> Task to complete:
Leave out the images; return the rest of the data exactly.

[Data records]
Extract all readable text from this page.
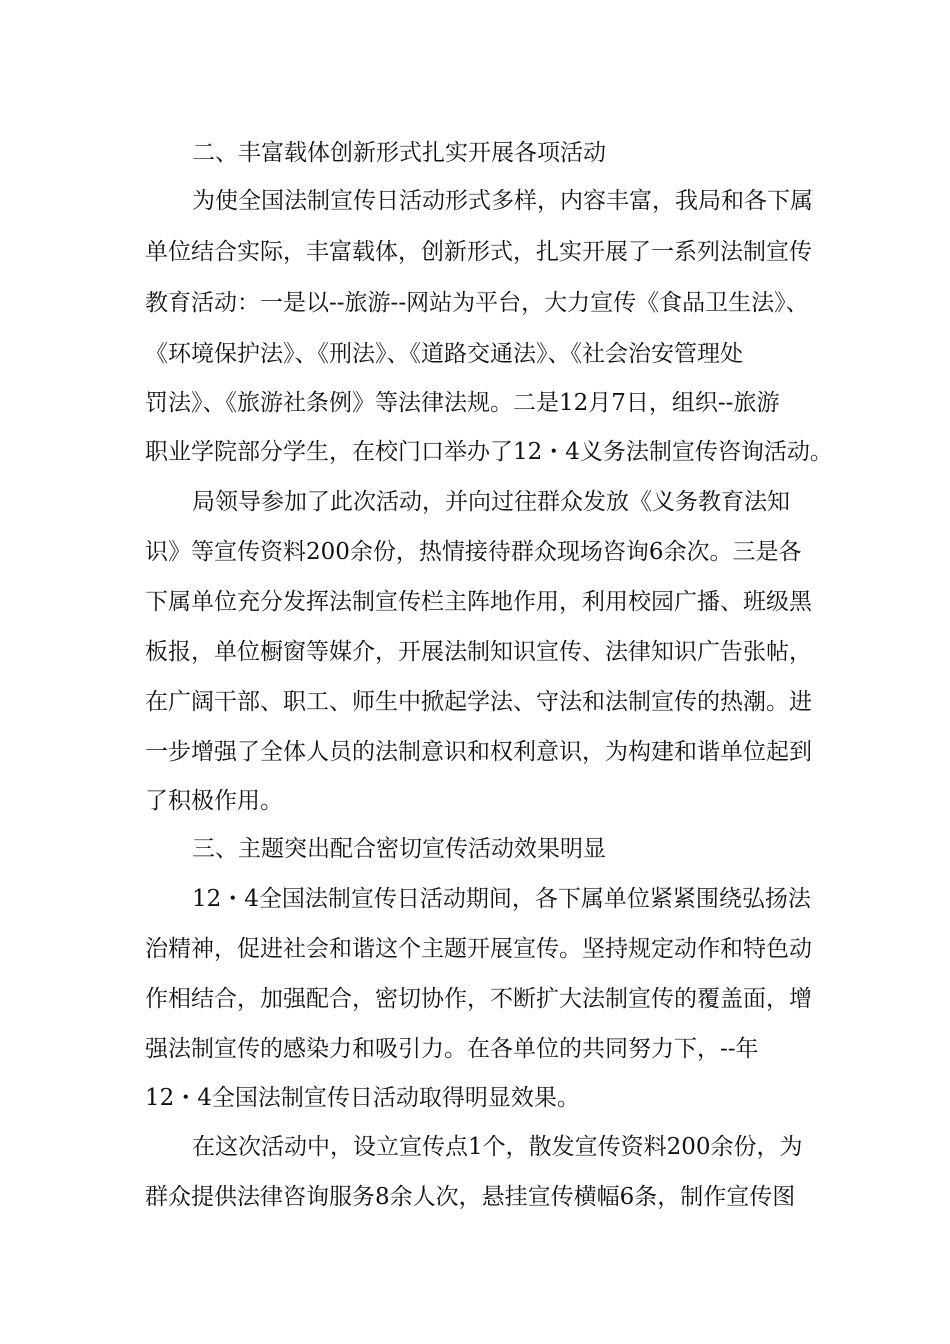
二、丰富载体创新形式扎实开展各项活动
为使全国法制宣传日活动形式多样，内容丰富，我局和各下属
单位结合实际，丰富载体，创新形式，扎实开展了一系列法制宣传
教育活动：一是以--旅游--网站为平台，大力宣传《食品卫生法》、
《环境保护法》、《刑法》、《道路交通法》、《社会治安管理处
罚法》、《旅游社条例》等法律法规。二是12月7日，组织--旅游
职业学院部分学生，在校门口举办了12・4义务法制宣传咨询活动。
局领导参加了此次活动，并向过往群众发放《义务教育法知
识》等宣传资料200余份，热情接待群众现场咨询6余次。三是各
下属单位充分发挥法制宣传栏主阵地作用，利用校园广播、班级黑
板报，单位橱窗等媒介，开展法制知识宣传、法律知识广告张帖，
在广阔干部、职工、师生中掀起学法、守法和法制宣传的热潮。进
一步增强了全体人员的法制意识和权利意识，为构建和谐单位起到
了积极作用。
三、主题突出配合密切宣传活动效果明显
12・4全国法制宣传日活动期间，各下属单位紧紧围绕弘扬法
治精神，促进社会和谐这个主题开展宣传。坚持规定动作和特色动
作相结合，加强配合，密切协作，不断扩大法制宣传的覆盖面，增
强法制宣传的感染力和吸引力。在各单位的共同努力下，--年
12・4全国法制宣传日活动取得明显效果。
在这次活动中，设立宣传点1个，散发宣传资料200余份，为
群众提供法律咨询服务8余人次，悬挂宣传横幅6条，制作宣传图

> Output for this task:
Extract all readable text from this page.
二、丰富载体创新形式扎实开展各项活动
为使全国法制宣传日活动形式多样，内容丰富，我局和各下属
单位结合实际，丰富载体，创新形式，扎实开展了一系列法制宣传
教育活动：一是以--旅游--网站为平台，大力宣传《食品卫生法》、
《环境保护法》、《刑法》、《道路交通法》、《社会治安管理处
罚法》、《旅游社条例》等法律法规。二是12月7日，组织--旅游
职业学院部分学生，在校门口举办了12・4义务法制宣传咨询活动。
局领导参加了此次活动，并向过往群众发放《义务教育法知
识》等宣传资料200余份，热情接待群众现场咨询6余次。三是各
下属单位充分发挥法制宣传栏主阵地作用，利用校园广播、班级黑
板报，单位橱窗等媒介，开展法制知识宣传、法律知识广告张帖，
在广阔干部、职工、师生中掀起学法、守法和法制宣传的热潮。进
一步增强了全体人员的法制意识和权利意识，为构建和谐单位起到
了积极作用。
三、主题突出配合密切宣传活动效果明显
12・4全国法制宣传日活动期间，各下属单位紧紧围绕弘扬法
治精神，促进社会和谐这个主题开展宣传。坚持规定动作和特色动
作相结合，加强配合，密切协作，不断扩大法制宣传的覆盖面，增
强法制宣传的感染力和吸引力。在各单位的共同努力下，--年
12・4全国法制宣传日活动取得明显效果。
在这次活动中，设立宣传点1个，散发宣传资料200余份，为
群众提供法律咨询服务8余人次，悬挂宣传横幅6条，制作宣传图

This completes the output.